> [WRITTEN INSTRUCTION] Write down every entry below once more, exactly.

> [DATA FOR THE TASK]

BEGIN

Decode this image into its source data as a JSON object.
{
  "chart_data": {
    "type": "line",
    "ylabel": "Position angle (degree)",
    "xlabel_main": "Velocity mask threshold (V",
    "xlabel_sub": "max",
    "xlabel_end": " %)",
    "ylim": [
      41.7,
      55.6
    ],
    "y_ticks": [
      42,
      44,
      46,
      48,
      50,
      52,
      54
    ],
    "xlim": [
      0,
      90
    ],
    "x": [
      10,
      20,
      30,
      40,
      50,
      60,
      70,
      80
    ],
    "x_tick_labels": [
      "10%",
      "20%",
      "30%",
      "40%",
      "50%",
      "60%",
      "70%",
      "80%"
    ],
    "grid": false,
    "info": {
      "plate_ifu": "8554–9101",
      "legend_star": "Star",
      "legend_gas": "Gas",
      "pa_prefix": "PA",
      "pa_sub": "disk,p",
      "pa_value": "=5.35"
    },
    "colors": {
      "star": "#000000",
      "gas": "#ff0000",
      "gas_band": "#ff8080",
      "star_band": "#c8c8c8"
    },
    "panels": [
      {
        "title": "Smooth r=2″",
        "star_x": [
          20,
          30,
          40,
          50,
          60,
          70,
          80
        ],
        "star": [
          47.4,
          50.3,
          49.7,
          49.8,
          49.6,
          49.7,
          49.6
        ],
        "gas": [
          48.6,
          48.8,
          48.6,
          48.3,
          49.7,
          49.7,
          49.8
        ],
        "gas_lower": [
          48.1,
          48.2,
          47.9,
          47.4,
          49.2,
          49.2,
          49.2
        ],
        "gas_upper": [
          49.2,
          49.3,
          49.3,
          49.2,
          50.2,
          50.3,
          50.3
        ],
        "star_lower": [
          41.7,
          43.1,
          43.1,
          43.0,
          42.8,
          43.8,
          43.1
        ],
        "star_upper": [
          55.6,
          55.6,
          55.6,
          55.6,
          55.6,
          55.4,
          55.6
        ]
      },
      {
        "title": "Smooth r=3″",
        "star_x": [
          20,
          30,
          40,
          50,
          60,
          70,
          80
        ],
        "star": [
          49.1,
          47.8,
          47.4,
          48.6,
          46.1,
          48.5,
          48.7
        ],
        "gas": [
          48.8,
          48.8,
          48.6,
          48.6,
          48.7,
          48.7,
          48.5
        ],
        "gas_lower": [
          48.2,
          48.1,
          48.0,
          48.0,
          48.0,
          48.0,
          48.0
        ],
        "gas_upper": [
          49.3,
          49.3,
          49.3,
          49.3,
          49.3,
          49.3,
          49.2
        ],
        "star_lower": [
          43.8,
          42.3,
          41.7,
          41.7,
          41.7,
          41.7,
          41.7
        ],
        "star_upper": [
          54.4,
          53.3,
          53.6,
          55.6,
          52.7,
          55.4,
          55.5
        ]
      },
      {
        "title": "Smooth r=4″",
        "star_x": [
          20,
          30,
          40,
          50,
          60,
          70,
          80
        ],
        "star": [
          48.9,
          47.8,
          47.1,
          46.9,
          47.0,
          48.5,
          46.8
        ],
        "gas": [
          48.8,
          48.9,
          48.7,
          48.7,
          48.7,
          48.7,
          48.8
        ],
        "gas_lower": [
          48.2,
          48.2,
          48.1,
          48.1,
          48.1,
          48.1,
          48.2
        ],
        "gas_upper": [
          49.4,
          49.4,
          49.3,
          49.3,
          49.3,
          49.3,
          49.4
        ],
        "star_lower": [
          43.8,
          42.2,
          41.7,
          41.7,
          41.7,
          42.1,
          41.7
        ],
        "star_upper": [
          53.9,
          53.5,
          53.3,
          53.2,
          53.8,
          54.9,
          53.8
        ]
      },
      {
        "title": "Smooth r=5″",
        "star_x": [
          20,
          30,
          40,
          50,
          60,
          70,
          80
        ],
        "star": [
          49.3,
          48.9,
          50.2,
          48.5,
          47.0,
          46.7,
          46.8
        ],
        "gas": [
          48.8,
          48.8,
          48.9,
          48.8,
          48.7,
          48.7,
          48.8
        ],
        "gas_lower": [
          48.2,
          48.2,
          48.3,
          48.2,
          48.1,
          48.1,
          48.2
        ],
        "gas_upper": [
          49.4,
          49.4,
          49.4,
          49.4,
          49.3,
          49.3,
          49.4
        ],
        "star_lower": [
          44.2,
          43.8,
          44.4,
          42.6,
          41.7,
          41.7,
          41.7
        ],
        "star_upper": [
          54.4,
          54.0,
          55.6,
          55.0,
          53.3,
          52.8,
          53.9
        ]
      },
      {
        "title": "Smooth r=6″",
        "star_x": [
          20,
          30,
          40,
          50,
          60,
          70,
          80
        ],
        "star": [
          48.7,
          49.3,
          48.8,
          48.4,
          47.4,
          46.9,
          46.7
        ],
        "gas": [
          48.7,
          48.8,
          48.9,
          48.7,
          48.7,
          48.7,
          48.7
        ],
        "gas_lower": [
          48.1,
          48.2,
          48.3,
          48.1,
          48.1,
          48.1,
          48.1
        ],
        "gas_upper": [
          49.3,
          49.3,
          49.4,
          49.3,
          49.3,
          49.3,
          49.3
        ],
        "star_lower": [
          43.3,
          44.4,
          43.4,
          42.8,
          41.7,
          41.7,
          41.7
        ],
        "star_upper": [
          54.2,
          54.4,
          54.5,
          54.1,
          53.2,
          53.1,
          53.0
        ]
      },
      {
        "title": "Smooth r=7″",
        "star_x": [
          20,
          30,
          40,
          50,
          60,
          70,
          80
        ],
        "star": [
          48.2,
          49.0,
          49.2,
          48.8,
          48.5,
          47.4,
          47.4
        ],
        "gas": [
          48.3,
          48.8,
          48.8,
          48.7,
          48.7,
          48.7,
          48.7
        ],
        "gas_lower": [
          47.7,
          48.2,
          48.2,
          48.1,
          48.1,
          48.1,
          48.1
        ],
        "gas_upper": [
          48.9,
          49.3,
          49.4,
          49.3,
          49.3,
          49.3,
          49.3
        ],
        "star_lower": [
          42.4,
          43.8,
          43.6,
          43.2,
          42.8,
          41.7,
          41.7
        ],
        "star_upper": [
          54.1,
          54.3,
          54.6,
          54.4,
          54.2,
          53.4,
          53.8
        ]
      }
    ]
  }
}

END

> [RESULT OF THIS TASK]
Decode this image into its source data as a JSON object.
{
  "chart_data": {
    "type": "line",
    "ylabel": "Position angle (degree)",
    "xlabel_main": "Velocity mask threshold (V",
    "xlabel_sub": "max",
    "xlabel_end": " %)",
    "ylim": [
      41.7,
      55.6
    ],
    "y_ticks": [
      42,
      44,
      46,
      48,
      50,
      52,
      54
    ],
    "xlim": [
      0,
      90
    ],
    "x": [
      10,
      20,
      30,
      40,
      50,
      60,
      70,
      80
    ],
    "x_tick_labels": [
      "10%",
      "20%",
      "30%",
      "40%",
      "50%",
      "60%",
      "70%",
      "80%"
    ],
    "grid": false,
    "info": {
      "plate_ifu": "8554–9101",
      "legend_star": "Star",
      "legend_gas": "Gas",
      "pa_prefix": "PA",
      "pa_sub": "disk,p",
      "pa_value": "=5.35"
    },
    "colors": {
      "star": "#000000",
      "gas": "#ff0000",
      "gas_band": "#ff8080",
      "star_band": "#c8c8c8"
    },
    "panels": [
      {
        "title": "Smooth r=2″",
        "star_x": [
          20,
          30,
          40,
          50,
          60,
          70,
          80
        ],
        "star": [
          47.4,
          50.3,
          49.7,
          49.8,
          49.6,
          49.7,
          49.6
        ],
        "gas": [
          48.6,
          48.8,
          48.6,
          48.3,
          49.7,
          49.7,
          49.8
        ],
        "gas_lower": [
          48.1,
          48.2,
          47.9,
          47.4,
          49.2,
          49.2,
          49.2
        ],
        "gas_upper": [
          49.2,
          49.3,
          49.3,
          49.2,
          50.2,
          50.3,
          50.3
        ],
        "star_lower": [
          41.7,
          43.1,
          43.1,
          43.0,
          42.8,
          43.8,
          43.1
        ],
        "star_upper": [
          55.6,
          55.6,
          55.6,
          55.6,
          55.6,
          55.4,
          55.6
        ]
      },
      {
        "title": "Smooth r=3″",
        "star_x": [
          20,
          30,
          40,
          50,
          60,
          70,
          80
        ],
        "star": [
          49.1,
          47.8,
          47.4,
          48.6,
          46.1,
          48.5,
          48.7
        ],
        "gas": [
          48.8,
          48.8,
          48.6,
          48.6,
          48.7,
          48.7,
          48.5
        ],
        "gas_lower": [
          48.2,
          48.1,
          48.0,
          48.0,
          48.0,
          48.0,
          48.0
        ],
        "gas_upper": [
          49.3,
          49.3,
          49.3,
          49.3,
          49.3,
          49.3,
          49.2
        ],
        "star_lower": [
          43.8,
          42.3,
          41.7,
          41.7,
          41.7,
          41.7,
          41.7
        ],
        "star_upper": [
          54.4,
          53.3,
          53.6,
          55.6,
          52.7,
          55.4,
          55.5
        ]
      },
      {
        "title": "Smooth r=4″",
        "star_x": [
          20,
          30,
          40,
          50,
          60,
          70,
          80
        ],
        "star": [
          48.9,
          47.8,
          47.1,
          46.9,
          47.0,
          48.5,
          46.8
        ],
        "gas": [
          48.8,
          48.9,
          48.7,
          48.7,
          48.7,
          48.7,
          48.8
        ],
        "gas_lower": [
          48.2,
          48.2,
          48.1,
          48.1,
          48.1,
          48.1,
          48.2
        ],
        "gas_upper": [
          49.4,
          49.4,
          49.3,
          49.3,
          49.3,
          49.3,
          49.4
        ],
        "star_lower": [
          43.8,
          42.2,
          41.7,
          41.7,
          41.7,
          42.1,
          41.7
        ],
        "star_upper": [
          53.9,
          53.5,
          53.3,
          53.2,
          53.8,
          54.9,
          53.8
        ]
      },
      {
        "title": "Smooth r=5″",
        "star_x": [
          20,
          30,
          40,
          50,
          60,
          70,
          80
        ],
        "star": [
          49.3,
          48.9,
          50.2,
          48.5,
          47.0,
          46.7,
          46.8
        ],
        "gas": [
          48.8,
          48.8,
          48.9,
          48.8,
          48.7,
          48.7,
          48.8
        ],
        "gas_lower": [
          48.2,
          48.2,
          48.3,
          48.2,
          48.1,
          48.1,
          48.2
        ],
        "gas_upper": [
          49.4,
          49.4,
          49.4,
          49.4,
          49.3,
          49.3,
          49.4
        ],
        "star_lower": [
          44.2,
          43.8,
          44.4,
          42.6,
          41.7,
          41.7,
          41.7
        ],
        "star_upper": [
          54.4,
          54.0,
          55.6,
          55.0,
          53.3,
          52.8,
          53.9
        ]
      },
      {
        "title": "Smooth r=6″",
        "star_x": [
          20,
          30,
          40,
          50,
          60,
          70,
          80
        ],
        "star": [
          48.7,
          49.3,
          48.8,
          48.4,
          47.4,
          46.9,
          46.7
        ],
        "gas": [
          48.7,
          48.8,
          48.9,
          48.7,
          48.7,
          48.7,
          48.7
        ],
        "gas_lower": [
          48.1,
          48.2,
          48.3,
          48.1,
          48.1,
          48.1,
          48.1
        ],
        "gas_upper": [
          49.3,
          49.3,
          49.4,
          49.3,
          49.3,
          49.3,
          49.3
        ],
        "star_lower": [
          43.3,
          44.4,
          43.4,
          42.8,
          41.7,
          41.7,
          41.7
        ],
        "star_upper": [
          54.2,
          54.4,
          54.5,
          54.1,
          53.2,
          53.1,
          53.0
        ]
      },
      {
        "title": "Smooth r=7″",
        "star_x": [
          20,
          30,
          40,
          50,
          60,
          70,
          80
        ],
        "star": [
          48.2,
          49.0,
          49.2,
          48.8,
          48.5,
          47.4,
          47.4
        ],
        "gas": [
          48.3,
          48.8,
          48.8,
          48.7,
          48.7,
          48.7,
          48.7
        ],
        "gas_lower": [
          47.7,
          48.2,
          48.2,
          48.1,
          48.1,
          48.1,
          48.1
        ],
        "gas_upper": [
          48.9,
          49.3,
          49.4,
          49.3,
          49.3,
          49.3,
          49.3
        ],
        "star_lower": [
          42.4,
          43.8,
          43.6,
          43.2,
          42.8,
          41.7,
          41.7
        ],
        "star_upper": [
          54.1,
          54.3,
          54.6,
          54.4,
          54.2,
          53.4,
          53.8
        ]
      }
    ]
  }
}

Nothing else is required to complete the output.